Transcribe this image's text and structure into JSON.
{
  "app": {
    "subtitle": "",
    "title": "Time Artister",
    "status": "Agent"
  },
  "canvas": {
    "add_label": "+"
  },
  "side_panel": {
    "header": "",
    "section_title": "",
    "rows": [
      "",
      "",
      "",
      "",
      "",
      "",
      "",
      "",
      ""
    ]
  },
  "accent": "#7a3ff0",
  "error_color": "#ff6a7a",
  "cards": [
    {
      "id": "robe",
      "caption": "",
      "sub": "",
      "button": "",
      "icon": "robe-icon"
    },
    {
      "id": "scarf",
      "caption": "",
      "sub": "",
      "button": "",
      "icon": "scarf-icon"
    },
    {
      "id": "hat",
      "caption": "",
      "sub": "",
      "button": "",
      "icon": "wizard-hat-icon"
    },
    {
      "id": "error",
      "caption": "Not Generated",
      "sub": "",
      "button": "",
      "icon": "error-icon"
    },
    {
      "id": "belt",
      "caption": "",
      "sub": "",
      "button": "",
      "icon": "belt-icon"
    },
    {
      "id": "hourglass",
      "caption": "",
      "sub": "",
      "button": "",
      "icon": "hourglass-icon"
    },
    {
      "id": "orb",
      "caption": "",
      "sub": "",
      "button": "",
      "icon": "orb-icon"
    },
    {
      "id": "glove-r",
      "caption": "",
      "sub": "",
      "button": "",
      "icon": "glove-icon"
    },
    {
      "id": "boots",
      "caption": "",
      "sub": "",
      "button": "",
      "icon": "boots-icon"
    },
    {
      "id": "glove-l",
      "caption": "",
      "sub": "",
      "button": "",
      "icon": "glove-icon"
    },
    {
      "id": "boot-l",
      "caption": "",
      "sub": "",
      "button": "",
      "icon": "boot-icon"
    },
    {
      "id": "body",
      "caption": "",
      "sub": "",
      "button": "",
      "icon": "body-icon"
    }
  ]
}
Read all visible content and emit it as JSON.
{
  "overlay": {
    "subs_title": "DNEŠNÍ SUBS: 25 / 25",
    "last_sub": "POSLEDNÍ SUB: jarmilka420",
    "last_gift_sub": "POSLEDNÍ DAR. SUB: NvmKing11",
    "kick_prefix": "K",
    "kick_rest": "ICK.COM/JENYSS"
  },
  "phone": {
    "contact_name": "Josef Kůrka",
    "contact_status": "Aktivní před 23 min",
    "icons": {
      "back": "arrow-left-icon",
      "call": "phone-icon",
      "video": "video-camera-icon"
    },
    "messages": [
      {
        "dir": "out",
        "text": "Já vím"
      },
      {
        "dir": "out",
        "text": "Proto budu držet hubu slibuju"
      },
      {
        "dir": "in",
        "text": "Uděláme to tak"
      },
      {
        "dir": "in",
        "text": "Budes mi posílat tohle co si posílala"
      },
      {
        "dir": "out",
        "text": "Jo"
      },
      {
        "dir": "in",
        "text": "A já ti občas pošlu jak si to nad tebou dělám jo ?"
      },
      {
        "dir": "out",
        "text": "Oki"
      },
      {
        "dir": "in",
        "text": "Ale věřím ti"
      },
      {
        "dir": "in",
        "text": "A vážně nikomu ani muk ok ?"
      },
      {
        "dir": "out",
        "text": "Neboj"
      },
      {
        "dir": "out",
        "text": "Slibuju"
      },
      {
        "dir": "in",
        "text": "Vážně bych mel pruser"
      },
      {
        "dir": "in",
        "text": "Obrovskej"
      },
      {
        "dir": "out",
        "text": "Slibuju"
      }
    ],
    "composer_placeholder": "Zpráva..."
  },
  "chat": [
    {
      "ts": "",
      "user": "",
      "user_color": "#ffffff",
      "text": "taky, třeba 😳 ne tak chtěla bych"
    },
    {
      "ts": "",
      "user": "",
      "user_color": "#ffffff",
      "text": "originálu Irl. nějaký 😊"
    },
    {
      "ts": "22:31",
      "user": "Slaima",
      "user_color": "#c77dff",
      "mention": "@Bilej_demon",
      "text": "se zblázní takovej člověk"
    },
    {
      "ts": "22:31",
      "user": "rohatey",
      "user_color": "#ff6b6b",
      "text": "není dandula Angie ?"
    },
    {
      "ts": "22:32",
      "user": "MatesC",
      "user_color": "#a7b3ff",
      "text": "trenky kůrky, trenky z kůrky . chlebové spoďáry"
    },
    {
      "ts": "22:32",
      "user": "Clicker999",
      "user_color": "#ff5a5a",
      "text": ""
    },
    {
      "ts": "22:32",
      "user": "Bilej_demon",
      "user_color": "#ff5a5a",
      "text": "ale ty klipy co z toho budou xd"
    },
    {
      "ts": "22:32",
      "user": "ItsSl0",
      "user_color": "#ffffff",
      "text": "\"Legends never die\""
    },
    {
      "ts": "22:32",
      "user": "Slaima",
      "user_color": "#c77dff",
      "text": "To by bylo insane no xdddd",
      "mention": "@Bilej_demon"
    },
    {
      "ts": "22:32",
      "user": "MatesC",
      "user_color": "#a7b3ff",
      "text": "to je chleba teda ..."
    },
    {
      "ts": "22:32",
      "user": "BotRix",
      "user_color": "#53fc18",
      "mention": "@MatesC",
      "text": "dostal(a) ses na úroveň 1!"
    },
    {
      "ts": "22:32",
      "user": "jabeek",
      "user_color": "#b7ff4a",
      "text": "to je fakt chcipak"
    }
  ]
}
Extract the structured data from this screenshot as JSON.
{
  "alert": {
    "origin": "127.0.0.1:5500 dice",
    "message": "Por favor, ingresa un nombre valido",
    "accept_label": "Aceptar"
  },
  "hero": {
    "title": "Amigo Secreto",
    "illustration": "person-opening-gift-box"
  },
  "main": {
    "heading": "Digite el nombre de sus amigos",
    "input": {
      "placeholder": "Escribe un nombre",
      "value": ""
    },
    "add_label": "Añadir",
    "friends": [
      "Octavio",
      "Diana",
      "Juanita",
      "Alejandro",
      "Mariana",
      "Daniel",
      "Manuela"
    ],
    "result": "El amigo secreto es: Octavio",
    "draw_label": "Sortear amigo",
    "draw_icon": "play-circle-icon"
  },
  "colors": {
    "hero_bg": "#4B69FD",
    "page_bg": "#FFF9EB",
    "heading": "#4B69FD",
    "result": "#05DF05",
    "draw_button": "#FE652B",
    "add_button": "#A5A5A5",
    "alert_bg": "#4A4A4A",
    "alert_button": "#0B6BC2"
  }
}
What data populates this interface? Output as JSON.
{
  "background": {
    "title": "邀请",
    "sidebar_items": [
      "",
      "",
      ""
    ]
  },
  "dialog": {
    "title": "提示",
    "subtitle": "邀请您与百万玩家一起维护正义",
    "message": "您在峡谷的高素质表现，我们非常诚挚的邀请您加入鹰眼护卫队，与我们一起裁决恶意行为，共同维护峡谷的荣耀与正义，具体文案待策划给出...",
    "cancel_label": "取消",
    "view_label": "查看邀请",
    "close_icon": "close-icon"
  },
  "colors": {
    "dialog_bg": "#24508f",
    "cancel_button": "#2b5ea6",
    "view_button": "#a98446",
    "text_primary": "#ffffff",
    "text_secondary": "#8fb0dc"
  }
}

Task instructions: Using the entries above, find all lines with "bych". Copy them.

Correct output:
        "text": "Vážně bych mel pruser"
      "text": "taky, třeba 😳 ne tak chtěla bych"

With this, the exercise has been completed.